Scan the following material for the string "sauce" and copy each line in which it appears.

Dataset items
● ● ● ●

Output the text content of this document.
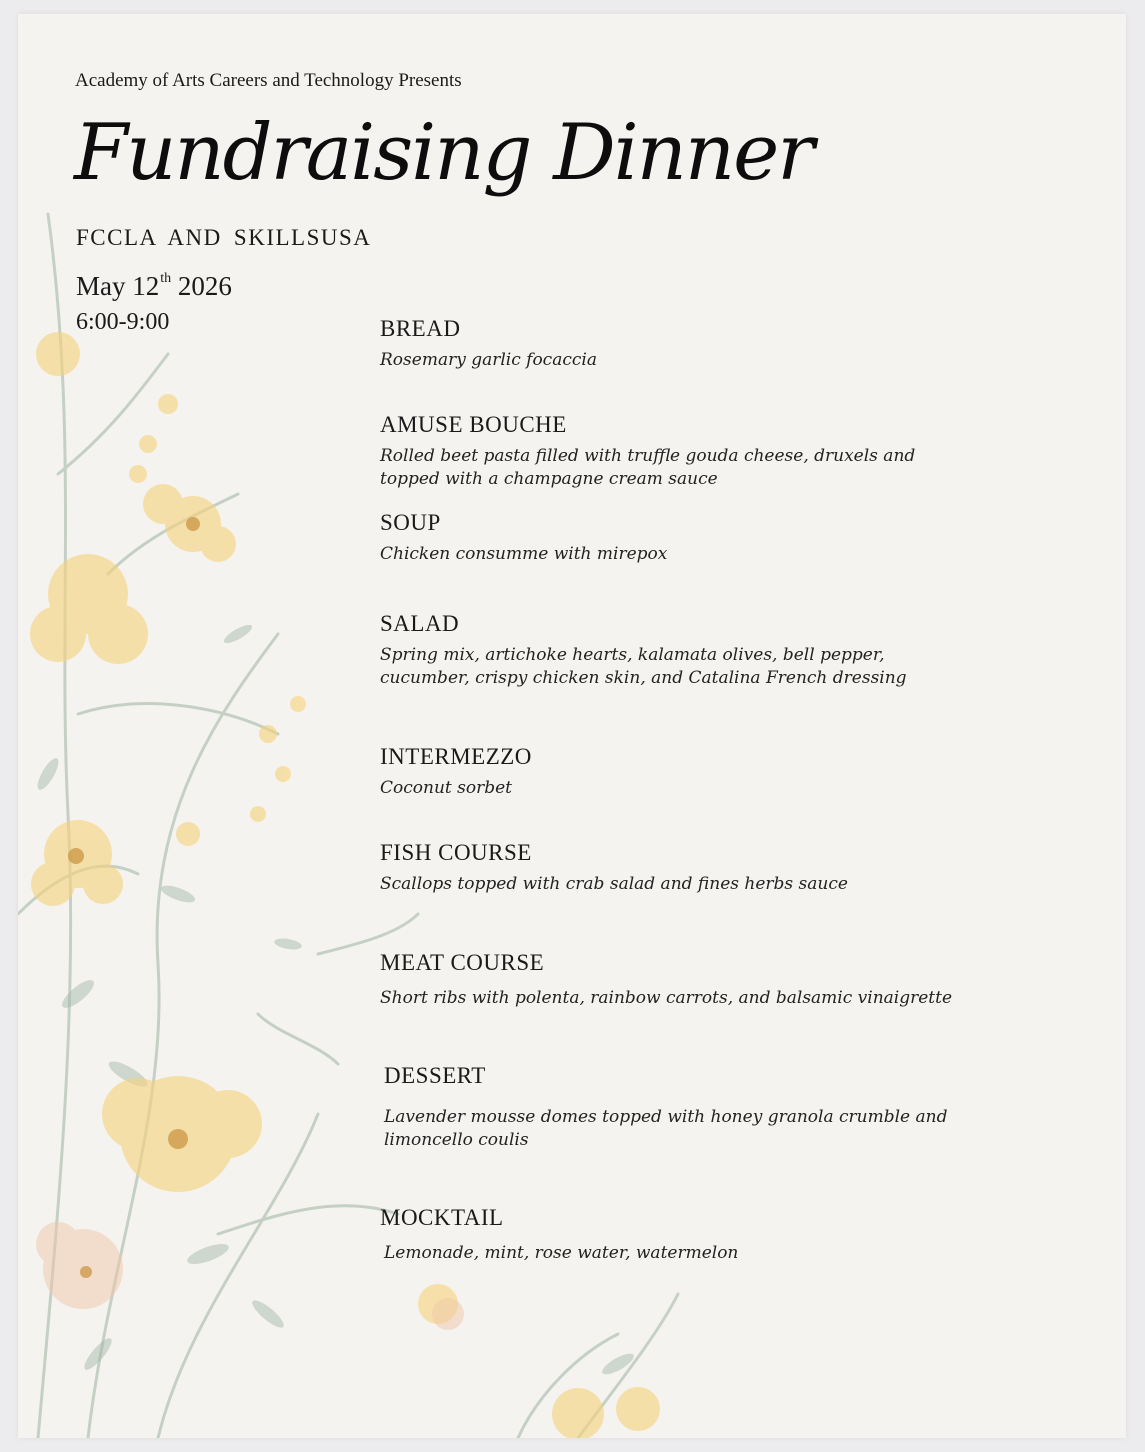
Academy of Arts Careers and Technology Presents

Fundraising Dinner

FCCLA AND SKILLSUSA

May 12th 2026

6:00-9:00	BREAD

Rosemary garlic focaccia

AMUSE BOUCHE

Rolled beet pasta filled with truffle gouda cheese, druxels and topped with a champagne cream sauce

SOUP

Chicken consumme with mirepox

SALAD

Spring mix, artichoke hearts, kalamata olives, bell pepper, cucumber, crispy chicken skin, and Catalina French dressing

INTERMEZZO

Coconut sorbet

FISH COURSE

Scallops topped with crab salad and fines herbs sauce

MEAT COURSE

Short ribs with polenta, rainbow carrots, and balsamic vinaigrette

DESSERT

Lavender mousse domes topped with honey granola crumble and limoncello coulis

MOCKTAIL

Lemonade, mint, rose water, watermelon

● ● ● ●

Result of the task:
Rolled beet pasta filled with truffle gouda cheese, druxels and topped with a champagne cream sauce
Scallops topped with crab salad and fines herbs sauce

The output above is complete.